### Set problem
Produce an exact copy of the lines from the line that contains "Give me a plain-text" to the end of the listing below.

---- Data in this exercise

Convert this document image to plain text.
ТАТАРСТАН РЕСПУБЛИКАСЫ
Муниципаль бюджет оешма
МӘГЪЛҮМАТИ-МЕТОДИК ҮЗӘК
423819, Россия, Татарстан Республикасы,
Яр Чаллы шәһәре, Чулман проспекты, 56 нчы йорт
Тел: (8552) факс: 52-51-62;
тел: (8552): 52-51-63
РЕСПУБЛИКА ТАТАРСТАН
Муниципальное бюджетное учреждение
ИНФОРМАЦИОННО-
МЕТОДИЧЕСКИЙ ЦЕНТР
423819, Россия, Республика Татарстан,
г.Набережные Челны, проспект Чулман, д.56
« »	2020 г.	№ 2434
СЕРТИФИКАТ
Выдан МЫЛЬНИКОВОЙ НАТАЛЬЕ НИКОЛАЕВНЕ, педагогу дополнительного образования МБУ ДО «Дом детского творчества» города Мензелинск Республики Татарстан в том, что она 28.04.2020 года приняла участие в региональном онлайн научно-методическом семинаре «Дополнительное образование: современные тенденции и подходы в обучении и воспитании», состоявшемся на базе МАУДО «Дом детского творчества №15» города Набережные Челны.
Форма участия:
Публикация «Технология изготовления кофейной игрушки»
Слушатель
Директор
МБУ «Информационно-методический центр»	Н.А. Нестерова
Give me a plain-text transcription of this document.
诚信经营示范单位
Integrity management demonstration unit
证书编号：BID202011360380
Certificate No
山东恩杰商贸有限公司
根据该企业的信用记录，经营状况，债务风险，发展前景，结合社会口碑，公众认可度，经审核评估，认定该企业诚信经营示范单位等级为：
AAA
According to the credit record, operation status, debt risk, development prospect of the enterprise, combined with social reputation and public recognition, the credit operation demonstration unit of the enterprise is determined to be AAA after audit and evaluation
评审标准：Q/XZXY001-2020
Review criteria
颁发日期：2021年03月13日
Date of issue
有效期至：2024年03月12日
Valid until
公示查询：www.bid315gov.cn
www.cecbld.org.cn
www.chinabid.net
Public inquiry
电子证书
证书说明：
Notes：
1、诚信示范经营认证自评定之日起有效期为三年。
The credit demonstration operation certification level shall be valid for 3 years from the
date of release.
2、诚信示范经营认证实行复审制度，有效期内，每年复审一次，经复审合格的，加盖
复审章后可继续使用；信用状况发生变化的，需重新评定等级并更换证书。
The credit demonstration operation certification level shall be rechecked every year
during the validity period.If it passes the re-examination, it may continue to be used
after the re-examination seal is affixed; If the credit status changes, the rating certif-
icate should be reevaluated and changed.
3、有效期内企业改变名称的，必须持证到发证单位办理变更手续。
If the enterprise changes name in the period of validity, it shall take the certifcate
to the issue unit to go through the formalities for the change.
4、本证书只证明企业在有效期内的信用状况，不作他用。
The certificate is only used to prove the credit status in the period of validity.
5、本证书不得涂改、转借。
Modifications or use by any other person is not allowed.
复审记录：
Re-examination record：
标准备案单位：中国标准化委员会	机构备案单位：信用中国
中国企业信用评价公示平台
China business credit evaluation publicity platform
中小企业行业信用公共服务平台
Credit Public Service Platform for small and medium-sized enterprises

--------

### The completed task
Give me a plain-text transcription of this document.
诚信经营示范单位
Integrity management demonstration unit
证书编号：BID202011360380
Certificate No
山东恩杰商贸有限公司
根据该企业的信用记录，经营状况，债务风险，发展前景，结合社会口碑，公众认可度，经审核评估，认定该企业诚信经营示范单位等级为：
AAA
According to the credit record, operation status, debt risk, development prospect of the enterprise, combined with social reputation and public recognition, the credit operation demonstration unit of the enterprise is determined to be AAA after audit and evaluation
评审标准：Q/XZXY001-2020
Review criteria
颁发日期：2021年03月13日
Date of issue
有效期至：2024年03月12日
Valid until
公示查询：www.bid315gov.cn
www.cecbld.org.cn
www.chinabid.net
Public inquiry
电子证书
证书说明：
Notes：
1、诚信示范经营认证自评定之日起有效期为三年。
The credit demonstration operation certification level shall be valid for 3 years from the
date of release.
2、诚信示范经营认证实行复审制度，有效期内，每年复审一次，经复审合格的，加盖
复审章后可继续使用；信用状况发生变化的，需重新评定等级并更换证书。
The credit demonstration operation certification level shall be rechecked every year
during the validity period.If it passes the re-examination, it may continue to be used
after the re-examination seal is affixed; If the credit status changes, the rating certif-
icate should be reevaluated and changed.
3、有效期内企业改变名称的，必须持证到发证单位办理变更手续。
If the enterprise changes name in the period of validity, it shall take the certifcate
to the issue unit to go through the formalities for the change.
4、本证书只证明企业在有效期内的信用状况，不作他用。
The certificate is only used to prove the credit status in the period of validity.
5、本证书不得涂改、转借。
Modifications or use by any other person is not allowed.
复审记录：
Re-examination record：
标准备案单位：中国标准化委员会	机构备案单位：信用中国
中国企业信用评价公示平台
China business credit evaluation publicity platform
中小企业行业信用公共服务平台
Credit Public Service Platform for small and medium-sized enterprises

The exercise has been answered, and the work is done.